Entries taken from a collection:
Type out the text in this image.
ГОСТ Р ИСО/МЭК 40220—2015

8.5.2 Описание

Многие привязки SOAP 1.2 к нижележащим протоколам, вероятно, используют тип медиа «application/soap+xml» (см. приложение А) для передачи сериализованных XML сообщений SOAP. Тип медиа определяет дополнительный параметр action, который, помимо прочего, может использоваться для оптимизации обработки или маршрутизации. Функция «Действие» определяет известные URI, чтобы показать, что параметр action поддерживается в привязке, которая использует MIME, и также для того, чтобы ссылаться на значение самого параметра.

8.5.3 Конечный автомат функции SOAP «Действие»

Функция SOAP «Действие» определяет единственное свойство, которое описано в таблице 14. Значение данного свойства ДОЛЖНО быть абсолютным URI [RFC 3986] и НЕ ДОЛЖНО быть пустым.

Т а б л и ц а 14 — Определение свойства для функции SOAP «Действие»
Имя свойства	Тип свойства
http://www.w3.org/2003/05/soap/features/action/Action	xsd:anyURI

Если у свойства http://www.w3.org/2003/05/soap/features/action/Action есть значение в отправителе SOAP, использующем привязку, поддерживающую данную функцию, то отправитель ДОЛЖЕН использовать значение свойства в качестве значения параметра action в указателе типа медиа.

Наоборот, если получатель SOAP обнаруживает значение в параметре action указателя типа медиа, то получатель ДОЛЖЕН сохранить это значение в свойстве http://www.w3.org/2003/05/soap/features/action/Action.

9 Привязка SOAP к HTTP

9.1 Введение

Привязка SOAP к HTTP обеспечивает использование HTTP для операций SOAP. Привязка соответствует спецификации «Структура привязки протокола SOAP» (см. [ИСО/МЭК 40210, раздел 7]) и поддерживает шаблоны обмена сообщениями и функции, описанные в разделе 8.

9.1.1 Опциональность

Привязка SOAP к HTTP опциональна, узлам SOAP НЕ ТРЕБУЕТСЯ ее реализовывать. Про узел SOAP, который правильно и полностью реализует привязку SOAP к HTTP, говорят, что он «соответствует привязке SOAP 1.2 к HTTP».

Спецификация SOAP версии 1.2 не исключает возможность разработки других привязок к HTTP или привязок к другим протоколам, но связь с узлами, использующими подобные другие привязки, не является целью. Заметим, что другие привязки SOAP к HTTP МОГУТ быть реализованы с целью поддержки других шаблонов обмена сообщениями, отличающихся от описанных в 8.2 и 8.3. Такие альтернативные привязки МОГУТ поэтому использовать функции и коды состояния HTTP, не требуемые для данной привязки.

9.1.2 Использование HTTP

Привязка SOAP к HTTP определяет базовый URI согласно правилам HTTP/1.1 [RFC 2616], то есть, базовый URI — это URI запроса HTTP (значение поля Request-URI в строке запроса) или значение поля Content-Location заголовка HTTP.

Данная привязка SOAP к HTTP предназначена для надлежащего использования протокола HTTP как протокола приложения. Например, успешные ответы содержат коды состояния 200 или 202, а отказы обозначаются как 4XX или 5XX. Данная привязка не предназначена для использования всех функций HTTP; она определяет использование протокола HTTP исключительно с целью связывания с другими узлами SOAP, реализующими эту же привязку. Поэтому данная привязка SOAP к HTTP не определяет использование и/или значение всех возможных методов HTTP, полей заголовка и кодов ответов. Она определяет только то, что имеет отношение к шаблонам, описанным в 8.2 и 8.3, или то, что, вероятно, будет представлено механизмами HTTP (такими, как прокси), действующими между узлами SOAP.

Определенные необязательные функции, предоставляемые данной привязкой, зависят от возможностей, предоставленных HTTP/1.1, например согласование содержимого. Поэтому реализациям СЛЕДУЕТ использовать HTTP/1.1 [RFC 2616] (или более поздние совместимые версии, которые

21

### Given instruction
Return, from the data, each line that has the word "сообщениями" in it.

### Complete answer
Привязка SOAP к HTTP обеспечивает использование HTTP для операций SOAP. Привязка соответствует спецификации «Структура привязки протокола SOAP» (см. [ИСО/МЭК 40210, раздел 7]) и поддерживает шаблоны обмена сообщениями и функции, описанные в разделе 8.
Спецификация SOAP версии 1.2 не исключает возможность разработки других привязок к HTTP или привязок к другим протоколам, но связь с узлами, использующими подобные другие привязки, не является целью. Заметим, что другие привязки SOAP к HTTP МОГУТ быть реализованы с целью поддержки других шаблонов обмена сообщениями, отличающихся от описанных в 8.2 и 8.3. Такие альтернативные привязки МОГУТ поэтому использовать функции и коды состояния HTTP, не требуемые для данной привязки.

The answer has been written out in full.